- **STATED EXERCISE**
Repeat the lines starting at the line containing "Decompose this screenshot" and ending at the line containing "scale-label: $52: [373, 0, 406, 23]", substituting "tick-label" for every "scale-label" and leaving everything else unchanged.

- **ROWS**
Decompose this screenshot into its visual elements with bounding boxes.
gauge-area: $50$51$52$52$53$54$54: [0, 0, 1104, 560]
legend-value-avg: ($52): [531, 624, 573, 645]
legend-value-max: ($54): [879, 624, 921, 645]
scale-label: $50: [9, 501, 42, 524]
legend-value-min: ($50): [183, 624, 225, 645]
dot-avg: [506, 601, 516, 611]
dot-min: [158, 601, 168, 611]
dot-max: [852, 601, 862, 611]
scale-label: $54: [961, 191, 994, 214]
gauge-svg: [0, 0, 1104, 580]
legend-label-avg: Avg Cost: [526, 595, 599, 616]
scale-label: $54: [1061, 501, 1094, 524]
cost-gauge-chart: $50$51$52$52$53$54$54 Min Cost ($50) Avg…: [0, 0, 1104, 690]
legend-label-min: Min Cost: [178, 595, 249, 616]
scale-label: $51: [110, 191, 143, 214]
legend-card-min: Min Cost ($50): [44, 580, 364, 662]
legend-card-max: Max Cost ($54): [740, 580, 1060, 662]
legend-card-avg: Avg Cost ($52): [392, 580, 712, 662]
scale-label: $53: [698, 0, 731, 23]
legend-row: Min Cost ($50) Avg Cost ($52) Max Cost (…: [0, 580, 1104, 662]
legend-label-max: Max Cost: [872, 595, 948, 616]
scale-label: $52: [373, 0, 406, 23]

---

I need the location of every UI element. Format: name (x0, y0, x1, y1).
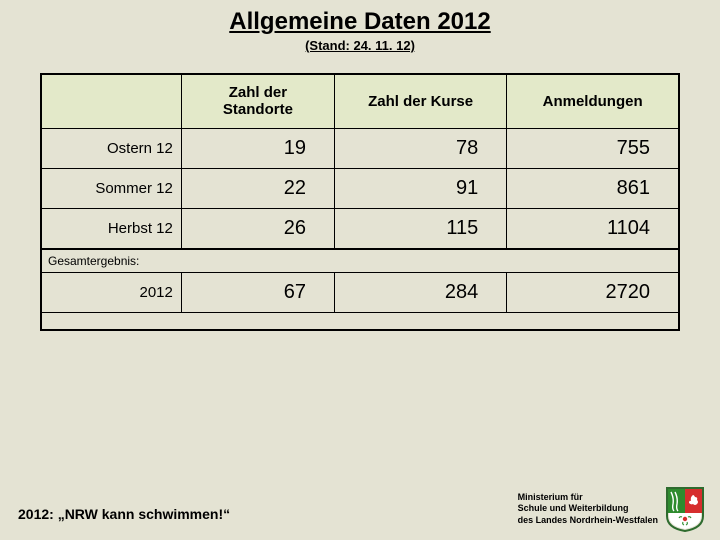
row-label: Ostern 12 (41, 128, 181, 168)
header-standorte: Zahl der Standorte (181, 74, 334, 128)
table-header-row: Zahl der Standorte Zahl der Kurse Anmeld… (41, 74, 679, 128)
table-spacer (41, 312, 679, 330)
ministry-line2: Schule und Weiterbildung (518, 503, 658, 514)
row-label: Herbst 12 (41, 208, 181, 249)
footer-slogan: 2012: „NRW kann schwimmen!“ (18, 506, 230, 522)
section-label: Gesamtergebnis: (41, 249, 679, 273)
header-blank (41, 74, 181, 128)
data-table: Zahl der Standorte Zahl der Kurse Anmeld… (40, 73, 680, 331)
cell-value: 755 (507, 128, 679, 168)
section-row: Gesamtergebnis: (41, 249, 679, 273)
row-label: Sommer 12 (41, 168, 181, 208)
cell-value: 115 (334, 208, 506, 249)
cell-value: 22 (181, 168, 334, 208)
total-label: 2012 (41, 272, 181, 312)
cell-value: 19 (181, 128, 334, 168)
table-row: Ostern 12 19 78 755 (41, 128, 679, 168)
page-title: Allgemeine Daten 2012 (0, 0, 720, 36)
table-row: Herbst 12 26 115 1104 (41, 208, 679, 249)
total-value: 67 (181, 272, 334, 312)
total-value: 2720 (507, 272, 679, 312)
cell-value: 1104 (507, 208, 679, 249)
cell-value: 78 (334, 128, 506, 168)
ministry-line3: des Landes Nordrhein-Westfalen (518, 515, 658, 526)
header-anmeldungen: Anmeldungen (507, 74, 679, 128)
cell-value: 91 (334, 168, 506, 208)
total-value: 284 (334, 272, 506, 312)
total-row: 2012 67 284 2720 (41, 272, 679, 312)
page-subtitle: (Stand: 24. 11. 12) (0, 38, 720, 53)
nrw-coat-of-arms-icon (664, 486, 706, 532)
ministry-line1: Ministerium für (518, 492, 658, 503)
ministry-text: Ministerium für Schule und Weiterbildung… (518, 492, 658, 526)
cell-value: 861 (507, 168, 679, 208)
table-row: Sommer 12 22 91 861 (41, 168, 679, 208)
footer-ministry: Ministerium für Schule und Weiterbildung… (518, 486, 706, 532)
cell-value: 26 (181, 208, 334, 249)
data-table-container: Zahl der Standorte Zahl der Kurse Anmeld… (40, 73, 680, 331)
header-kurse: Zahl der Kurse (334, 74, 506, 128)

- **SOLUTION**
Decompose this screenshot into its visual elements with bounding boxes.
gauge-area: $50$51$52$52$53$54$54: [0, 0, 1104, 560]
legend-value-avg: ($52): [531, 624, 573, 645]
legend-value-max: ($54): [879, 624, 921, 645]
tick-label: $50: [9, 501, 42, 524]
legend-value-min: ($50): [183, 624, 225, 645]
dot-avg: [506, 601, 516, 611]
dot-min: [158, 601, 168, 611]
dot-max: [852, 601, 862, 611]
tick-label: $54: [961, 191, 994, 214]
gauge-svg: [0, 0, 1104, 580]
legend-label-avg: Avg Cost: [526, 595, 599, 616]
tick-label: $54: [1061, 501, 1094, 524]
cost-gauge-chart: $50$51$52$52$53$54$54 Min Cost ($50) Avg…: [0, 0, 1104, 690]
legend-label-min: Min Cost: [178, 595, 249, 616]
tick-label: $51: [110, 191, 143, 214]
legend-card-min: Min Cost ($50): [44, 580, 364, 662]
legend-card-max: Max Cost ($54): [740, 580, 1060, 662]
legend-card-avg: Avg Cost ($52): [392, 580, 712, 662]
tick-label: $53: [698, 0, 731, 23]
legend-row: Min Cost ($50) Avg Cost ($52) Max Cost (…: [0, 580, 1104, 662]
legend-label-max: Max Cost: [872, 595, 948, 616]
tick-label: $52: [373, 0, 406, 23]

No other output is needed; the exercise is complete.